**Exercise objective:** Without the pictures, set down the records below word for word.

**Data provided:**
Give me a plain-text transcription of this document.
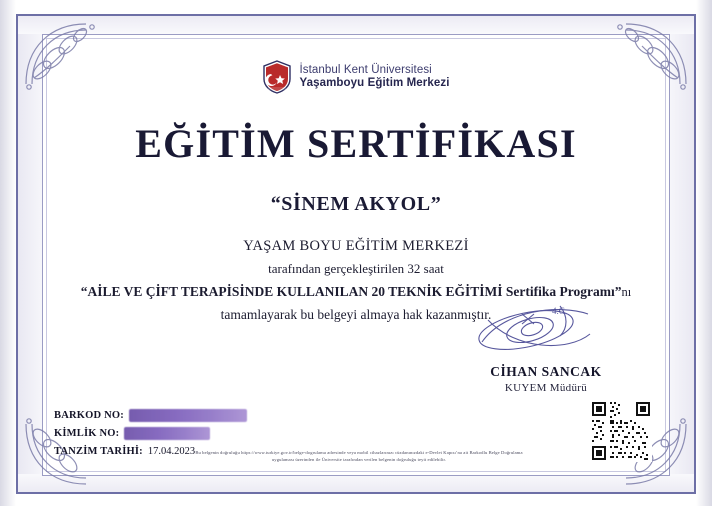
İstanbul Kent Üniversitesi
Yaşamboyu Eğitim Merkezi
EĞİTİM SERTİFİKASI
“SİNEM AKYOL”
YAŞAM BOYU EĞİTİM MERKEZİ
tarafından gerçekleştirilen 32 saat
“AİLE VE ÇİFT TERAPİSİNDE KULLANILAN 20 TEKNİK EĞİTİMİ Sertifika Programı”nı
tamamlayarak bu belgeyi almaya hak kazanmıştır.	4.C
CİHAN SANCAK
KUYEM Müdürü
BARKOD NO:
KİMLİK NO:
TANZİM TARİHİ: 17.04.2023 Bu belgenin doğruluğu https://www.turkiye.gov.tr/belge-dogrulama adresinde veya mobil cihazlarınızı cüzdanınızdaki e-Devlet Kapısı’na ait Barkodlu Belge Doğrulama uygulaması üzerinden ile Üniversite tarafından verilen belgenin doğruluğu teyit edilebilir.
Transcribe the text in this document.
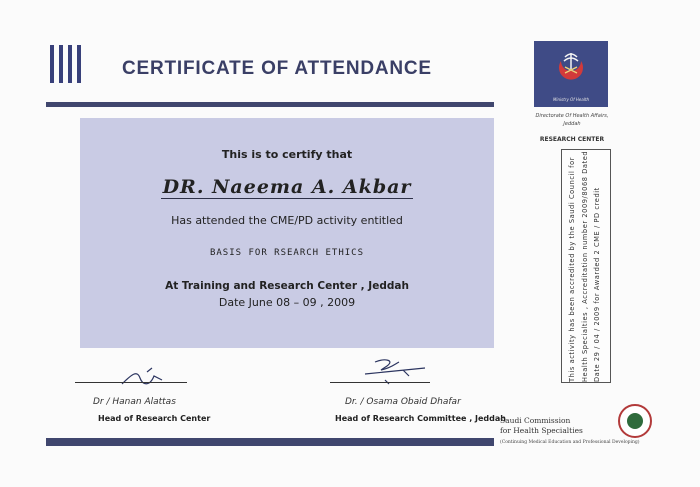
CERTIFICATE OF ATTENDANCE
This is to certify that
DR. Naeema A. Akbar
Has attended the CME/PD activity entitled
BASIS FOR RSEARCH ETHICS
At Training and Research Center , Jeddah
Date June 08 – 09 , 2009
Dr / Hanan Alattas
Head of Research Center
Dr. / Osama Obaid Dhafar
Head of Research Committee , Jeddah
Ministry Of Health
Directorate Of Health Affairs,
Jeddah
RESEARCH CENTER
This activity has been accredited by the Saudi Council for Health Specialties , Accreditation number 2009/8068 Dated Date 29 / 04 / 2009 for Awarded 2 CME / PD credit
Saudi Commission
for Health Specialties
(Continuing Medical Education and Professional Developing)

**Result of the task:**
Give me a plain-text transcription of this document.
İstanbul Kent Üniversitesi
Yaşamboyu Eğitim Merkezi
EĞİTİM SERTİFİKASI
“SİNEM AKYOL”
YAŞAM BOYU EĞİTİM MERKEZİ
tarafından gerçekleştirilen 32 saat
“AİLE VE ÇİFT TERAPİSİNDE KULLANILAN 20 TEKNİK EĞİTİMİ Sertifika Programı”nı
tamamlayarak bu belgeyi almaya hak kazanmıştır.	4.C
CİHAN SANCAK
KUYEM Müdürü
BARKOD NO:
KİMLİK NO:
TANZİM TARİHİ: 17.04.2023 Bu belgenin doğruluğu https://www.turkiye.gov.tr/belge-dogrulama adresinde veya mobil cihazlarınızı cüzdanınızdaki e-Devlet Kapısı’na ait Barkodlu Belge Doğrulama uygulaması üzerinden ile Üniversite tarafından verilen belgenin doğruluğu teyit edilebilir.
Transcribe the text in this document.
CERTIFICATE OF ATTENDANCE
This is to certify that
DR. Naeema A. Akbar
Has attended the CME/PD activity entitled
BASIS FOR RSEARCH ETHICS
At Training and Research Center , Jeddah
Date June 08 – 09 , 2009
Dr / Hanan Alattas
Head of Research Center
Dr. / Osama Obaid Dhafar
Head of Research Committee , Jeddah
Ministry Of Health
Directorate Of Health Affairs,
Jeddah
RESEARCH CENTER
This activity has been accredited by the Saudi Council for Health Specialties , Accreditation number 2009/8068 Dated Date 29 / 04 / 2009 for Awarded 2 CME / PD credit
Saudi Commission
for Health Specialties
(Continuing Medical Education and Professional Developing)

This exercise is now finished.